**YOUR GOAL**
Your task is to copy each line that has the word "Total".

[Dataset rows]

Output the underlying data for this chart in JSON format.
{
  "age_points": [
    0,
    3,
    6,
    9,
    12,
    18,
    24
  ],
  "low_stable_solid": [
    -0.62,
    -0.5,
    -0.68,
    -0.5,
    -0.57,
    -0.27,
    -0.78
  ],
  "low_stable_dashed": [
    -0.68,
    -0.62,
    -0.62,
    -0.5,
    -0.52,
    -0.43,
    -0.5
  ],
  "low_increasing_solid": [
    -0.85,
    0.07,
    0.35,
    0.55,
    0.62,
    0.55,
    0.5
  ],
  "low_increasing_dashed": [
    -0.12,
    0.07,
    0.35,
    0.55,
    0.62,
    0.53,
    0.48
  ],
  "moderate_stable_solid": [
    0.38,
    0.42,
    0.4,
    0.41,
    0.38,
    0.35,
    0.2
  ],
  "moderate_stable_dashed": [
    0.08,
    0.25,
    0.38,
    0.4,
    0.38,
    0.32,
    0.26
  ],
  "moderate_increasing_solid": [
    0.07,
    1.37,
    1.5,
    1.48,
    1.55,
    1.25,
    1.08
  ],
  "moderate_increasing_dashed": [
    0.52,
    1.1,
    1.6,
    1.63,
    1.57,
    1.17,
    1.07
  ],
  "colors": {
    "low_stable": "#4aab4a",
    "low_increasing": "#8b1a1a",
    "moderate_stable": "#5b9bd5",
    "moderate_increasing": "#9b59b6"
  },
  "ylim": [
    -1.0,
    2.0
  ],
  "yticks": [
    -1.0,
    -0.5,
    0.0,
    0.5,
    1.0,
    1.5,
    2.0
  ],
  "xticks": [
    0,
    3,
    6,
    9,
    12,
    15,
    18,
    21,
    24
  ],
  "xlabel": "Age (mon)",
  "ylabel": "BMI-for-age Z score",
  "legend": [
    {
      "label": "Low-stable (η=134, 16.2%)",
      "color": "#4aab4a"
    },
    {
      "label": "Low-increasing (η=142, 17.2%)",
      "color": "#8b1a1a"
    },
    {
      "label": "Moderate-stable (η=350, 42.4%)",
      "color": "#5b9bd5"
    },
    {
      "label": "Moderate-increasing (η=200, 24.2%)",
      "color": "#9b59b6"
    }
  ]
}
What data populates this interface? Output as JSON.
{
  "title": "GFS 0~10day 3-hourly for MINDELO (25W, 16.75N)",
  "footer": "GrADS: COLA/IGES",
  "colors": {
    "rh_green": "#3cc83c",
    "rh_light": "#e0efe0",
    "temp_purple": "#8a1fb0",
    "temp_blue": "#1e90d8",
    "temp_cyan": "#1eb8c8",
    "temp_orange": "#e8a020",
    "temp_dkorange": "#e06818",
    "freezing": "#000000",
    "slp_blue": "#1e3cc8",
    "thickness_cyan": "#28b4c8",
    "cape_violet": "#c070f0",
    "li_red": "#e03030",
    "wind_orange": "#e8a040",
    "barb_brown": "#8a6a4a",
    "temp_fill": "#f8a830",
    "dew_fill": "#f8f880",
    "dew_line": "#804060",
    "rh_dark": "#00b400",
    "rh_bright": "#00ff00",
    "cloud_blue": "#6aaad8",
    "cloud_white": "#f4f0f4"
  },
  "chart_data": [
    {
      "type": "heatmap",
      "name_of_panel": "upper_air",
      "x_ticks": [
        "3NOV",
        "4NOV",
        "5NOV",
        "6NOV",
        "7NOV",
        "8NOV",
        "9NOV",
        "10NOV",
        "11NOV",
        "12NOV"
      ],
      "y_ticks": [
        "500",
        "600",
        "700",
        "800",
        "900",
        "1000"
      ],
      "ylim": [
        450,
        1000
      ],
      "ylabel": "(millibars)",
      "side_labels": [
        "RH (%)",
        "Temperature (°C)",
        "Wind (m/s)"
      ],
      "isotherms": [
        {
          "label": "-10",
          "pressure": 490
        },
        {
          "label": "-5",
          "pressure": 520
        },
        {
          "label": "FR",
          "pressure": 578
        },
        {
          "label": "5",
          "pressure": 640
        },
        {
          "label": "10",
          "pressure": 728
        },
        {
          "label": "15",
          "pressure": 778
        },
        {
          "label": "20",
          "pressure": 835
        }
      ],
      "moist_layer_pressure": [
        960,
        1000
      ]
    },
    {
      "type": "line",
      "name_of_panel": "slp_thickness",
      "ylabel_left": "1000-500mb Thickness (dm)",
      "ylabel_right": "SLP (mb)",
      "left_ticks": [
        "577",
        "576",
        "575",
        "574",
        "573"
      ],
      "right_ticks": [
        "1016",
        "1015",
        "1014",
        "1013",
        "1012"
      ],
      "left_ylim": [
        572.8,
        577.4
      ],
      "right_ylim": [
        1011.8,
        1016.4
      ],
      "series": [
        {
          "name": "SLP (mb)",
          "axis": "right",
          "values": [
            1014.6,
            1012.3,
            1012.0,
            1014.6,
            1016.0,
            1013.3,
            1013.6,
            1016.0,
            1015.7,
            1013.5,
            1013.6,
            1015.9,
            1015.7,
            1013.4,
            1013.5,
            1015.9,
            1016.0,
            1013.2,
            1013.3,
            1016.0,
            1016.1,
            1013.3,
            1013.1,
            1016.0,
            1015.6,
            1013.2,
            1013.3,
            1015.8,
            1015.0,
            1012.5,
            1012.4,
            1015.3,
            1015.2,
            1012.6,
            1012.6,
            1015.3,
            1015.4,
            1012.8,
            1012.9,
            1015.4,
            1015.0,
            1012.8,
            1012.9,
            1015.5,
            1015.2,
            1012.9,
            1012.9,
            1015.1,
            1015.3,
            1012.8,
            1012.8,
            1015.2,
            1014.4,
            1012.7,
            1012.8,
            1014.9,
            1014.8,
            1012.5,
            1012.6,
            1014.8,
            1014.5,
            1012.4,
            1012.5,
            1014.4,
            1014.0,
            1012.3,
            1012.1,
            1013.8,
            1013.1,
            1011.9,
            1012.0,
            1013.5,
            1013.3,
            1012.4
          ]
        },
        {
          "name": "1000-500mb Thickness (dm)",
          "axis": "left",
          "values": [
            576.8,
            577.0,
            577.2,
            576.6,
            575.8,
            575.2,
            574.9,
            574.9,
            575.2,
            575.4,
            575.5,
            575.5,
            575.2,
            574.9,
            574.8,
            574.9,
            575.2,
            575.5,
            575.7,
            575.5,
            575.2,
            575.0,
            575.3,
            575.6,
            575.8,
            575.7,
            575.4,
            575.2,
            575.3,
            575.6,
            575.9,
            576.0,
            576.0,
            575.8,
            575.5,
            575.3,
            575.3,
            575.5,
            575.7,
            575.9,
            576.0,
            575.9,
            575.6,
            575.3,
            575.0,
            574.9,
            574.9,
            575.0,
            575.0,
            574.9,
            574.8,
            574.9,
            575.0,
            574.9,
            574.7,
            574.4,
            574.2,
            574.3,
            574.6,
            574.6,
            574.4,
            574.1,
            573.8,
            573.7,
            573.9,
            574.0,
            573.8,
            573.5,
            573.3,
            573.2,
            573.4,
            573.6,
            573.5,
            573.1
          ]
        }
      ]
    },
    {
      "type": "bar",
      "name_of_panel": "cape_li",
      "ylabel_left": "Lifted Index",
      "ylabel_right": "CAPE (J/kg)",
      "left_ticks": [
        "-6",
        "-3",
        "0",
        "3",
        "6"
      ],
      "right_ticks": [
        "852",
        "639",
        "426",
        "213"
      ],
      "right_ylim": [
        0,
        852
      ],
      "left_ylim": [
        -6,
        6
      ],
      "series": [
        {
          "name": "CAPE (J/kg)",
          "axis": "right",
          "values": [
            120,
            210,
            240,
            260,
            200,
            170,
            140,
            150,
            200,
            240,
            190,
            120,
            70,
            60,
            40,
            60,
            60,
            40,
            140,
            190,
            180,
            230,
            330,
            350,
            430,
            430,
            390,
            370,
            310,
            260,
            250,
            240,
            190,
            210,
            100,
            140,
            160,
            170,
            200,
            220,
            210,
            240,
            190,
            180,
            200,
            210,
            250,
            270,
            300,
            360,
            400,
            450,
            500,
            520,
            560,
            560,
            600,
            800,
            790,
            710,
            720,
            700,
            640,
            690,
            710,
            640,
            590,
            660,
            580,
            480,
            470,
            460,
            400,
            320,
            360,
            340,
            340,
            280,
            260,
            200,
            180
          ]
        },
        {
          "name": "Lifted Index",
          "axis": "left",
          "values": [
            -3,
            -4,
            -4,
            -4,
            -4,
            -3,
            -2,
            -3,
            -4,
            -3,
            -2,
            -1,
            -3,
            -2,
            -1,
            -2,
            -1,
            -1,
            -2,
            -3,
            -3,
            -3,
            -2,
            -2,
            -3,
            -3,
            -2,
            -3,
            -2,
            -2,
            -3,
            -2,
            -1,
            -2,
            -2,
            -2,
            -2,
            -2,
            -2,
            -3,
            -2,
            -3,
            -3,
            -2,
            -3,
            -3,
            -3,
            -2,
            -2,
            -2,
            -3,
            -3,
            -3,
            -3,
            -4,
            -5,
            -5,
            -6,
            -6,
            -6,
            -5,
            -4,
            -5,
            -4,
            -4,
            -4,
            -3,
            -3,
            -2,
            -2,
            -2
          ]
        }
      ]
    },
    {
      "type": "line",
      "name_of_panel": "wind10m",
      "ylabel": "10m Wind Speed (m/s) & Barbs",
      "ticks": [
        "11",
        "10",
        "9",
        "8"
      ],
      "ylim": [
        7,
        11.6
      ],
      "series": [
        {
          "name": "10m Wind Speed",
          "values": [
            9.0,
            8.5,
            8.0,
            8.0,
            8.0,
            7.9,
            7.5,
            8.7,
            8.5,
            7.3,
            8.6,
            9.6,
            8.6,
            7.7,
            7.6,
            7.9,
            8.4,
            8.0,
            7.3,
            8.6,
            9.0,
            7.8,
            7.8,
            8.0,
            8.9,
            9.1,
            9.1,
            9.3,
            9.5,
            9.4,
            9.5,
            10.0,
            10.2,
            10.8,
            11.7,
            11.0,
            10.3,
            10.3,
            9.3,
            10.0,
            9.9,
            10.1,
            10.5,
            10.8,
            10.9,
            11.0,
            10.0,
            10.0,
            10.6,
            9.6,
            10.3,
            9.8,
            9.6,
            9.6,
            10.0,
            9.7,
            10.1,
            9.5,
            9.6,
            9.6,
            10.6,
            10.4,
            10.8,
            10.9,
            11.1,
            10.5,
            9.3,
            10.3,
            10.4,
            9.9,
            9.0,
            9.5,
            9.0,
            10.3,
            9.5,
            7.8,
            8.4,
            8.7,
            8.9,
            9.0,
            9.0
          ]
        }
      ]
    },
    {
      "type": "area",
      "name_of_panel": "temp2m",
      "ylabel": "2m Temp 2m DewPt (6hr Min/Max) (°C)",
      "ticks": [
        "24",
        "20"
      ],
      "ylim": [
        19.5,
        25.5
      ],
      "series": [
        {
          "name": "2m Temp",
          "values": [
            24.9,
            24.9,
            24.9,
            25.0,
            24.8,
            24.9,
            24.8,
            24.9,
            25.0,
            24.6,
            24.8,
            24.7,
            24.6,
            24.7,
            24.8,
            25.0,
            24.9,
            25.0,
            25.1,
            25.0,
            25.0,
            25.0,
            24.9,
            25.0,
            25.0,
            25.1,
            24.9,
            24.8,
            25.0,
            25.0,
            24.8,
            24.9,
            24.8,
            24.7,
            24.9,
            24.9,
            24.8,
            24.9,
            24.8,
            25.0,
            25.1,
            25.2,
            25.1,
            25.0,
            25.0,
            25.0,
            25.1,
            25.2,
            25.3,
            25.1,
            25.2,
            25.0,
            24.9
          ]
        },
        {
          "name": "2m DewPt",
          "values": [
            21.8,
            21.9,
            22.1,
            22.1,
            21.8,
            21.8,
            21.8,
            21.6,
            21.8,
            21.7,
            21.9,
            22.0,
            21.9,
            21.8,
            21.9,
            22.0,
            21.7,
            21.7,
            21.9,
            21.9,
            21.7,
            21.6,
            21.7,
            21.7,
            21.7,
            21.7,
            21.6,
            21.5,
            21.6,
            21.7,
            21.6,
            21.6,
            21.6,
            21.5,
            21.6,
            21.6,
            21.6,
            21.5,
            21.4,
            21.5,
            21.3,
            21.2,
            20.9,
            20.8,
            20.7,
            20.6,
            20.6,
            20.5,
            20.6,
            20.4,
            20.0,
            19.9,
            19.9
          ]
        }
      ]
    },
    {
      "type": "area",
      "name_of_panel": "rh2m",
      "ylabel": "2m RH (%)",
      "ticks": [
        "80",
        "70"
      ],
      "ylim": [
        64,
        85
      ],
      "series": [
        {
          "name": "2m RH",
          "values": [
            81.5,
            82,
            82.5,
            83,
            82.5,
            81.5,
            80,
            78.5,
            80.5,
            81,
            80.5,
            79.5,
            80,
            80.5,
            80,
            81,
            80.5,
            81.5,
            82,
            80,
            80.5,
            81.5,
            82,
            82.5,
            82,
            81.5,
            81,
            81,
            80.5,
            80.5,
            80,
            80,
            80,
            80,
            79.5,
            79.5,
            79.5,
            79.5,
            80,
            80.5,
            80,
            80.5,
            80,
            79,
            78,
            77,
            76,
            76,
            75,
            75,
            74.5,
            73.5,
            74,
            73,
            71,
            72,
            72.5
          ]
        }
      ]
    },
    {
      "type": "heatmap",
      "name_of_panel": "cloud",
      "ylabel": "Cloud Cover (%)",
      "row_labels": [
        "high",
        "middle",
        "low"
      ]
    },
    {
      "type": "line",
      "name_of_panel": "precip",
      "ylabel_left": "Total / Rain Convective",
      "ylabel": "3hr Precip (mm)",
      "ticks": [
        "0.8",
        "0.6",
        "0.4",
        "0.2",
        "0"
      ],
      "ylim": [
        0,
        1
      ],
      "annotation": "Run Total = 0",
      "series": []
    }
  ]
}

**TASK RESPONSE**
      "ylabel_left": "Total / Rain Convective",
      "annotation": "Run Total = 0",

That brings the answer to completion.